**Instructions to follow:** Pull every line of the entries that has the word "длины".

**Material for this exercise:**

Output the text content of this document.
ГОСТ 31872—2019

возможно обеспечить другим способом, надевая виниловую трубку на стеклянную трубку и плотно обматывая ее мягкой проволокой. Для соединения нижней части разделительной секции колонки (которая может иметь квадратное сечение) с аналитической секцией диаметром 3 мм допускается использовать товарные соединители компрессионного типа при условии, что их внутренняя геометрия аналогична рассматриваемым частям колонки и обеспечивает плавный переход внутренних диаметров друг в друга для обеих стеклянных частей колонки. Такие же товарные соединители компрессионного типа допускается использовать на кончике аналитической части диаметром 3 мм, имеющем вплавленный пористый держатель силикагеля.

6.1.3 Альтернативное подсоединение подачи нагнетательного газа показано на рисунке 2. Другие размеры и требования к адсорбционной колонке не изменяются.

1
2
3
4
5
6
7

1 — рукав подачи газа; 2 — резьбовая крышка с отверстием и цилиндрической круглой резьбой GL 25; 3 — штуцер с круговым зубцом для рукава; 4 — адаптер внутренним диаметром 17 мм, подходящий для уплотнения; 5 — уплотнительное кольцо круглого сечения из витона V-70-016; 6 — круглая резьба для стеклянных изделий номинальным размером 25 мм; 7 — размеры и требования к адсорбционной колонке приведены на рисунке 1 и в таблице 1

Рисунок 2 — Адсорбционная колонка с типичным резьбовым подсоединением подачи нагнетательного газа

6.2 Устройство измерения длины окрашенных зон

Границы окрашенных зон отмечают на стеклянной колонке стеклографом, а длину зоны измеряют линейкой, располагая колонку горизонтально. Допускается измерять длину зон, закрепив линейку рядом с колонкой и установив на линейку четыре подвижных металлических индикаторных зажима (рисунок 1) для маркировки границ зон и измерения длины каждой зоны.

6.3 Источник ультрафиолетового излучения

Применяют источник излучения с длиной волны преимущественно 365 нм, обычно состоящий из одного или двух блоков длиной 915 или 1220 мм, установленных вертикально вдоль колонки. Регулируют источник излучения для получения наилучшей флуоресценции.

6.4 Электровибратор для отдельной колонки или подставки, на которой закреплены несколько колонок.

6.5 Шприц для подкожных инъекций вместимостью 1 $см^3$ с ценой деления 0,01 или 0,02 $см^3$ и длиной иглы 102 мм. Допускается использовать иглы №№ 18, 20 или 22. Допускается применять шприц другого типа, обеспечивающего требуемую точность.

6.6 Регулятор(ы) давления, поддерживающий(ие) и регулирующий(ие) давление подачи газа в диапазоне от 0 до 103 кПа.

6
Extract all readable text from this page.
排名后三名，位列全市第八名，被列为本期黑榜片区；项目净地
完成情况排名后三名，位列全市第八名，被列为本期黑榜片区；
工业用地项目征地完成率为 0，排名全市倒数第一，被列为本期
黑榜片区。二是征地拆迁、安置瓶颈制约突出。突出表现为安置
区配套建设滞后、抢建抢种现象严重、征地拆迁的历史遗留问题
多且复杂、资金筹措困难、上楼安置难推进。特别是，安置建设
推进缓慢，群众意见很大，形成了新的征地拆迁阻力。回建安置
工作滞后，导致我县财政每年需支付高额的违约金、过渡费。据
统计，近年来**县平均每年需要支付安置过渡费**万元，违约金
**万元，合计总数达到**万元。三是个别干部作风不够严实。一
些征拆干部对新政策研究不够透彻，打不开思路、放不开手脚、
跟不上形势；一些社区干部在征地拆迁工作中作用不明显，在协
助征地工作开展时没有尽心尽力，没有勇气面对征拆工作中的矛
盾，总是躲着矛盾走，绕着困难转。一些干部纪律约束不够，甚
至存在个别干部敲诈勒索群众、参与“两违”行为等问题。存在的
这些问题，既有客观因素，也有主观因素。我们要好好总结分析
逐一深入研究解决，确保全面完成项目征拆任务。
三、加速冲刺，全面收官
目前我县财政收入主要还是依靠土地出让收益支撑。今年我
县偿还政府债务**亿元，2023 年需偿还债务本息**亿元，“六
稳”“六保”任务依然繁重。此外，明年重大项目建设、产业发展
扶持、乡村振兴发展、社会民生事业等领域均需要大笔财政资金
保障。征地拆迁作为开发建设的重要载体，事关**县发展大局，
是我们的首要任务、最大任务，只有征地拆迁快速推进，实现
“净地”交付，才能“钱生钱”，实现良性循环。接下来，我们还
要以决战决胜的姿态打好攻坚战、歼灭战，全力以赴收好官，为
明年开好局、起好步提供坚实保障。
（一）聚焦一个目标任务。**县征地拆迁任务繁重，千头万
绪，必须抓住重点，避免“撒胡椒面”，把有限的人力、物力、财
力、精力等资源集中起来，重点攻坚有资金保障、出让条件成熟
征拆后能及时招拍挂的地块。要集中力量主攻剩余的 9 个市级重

**Correct output:**
6.2 Устройство измерения длины окрашенных зон
Границы окрашенных зон отмечают на стеклянной колонке стеклографом, а длину зоны измеряют линейкой, располагая колонку горизонтально. Допускается измерять длину зон, закрепив линейку рядом с колонкой и установив на линейку четыре подвижных металлических индикаторных зажима (рисунок 1) для маркировки границ зон и измерения длины каждой зоны.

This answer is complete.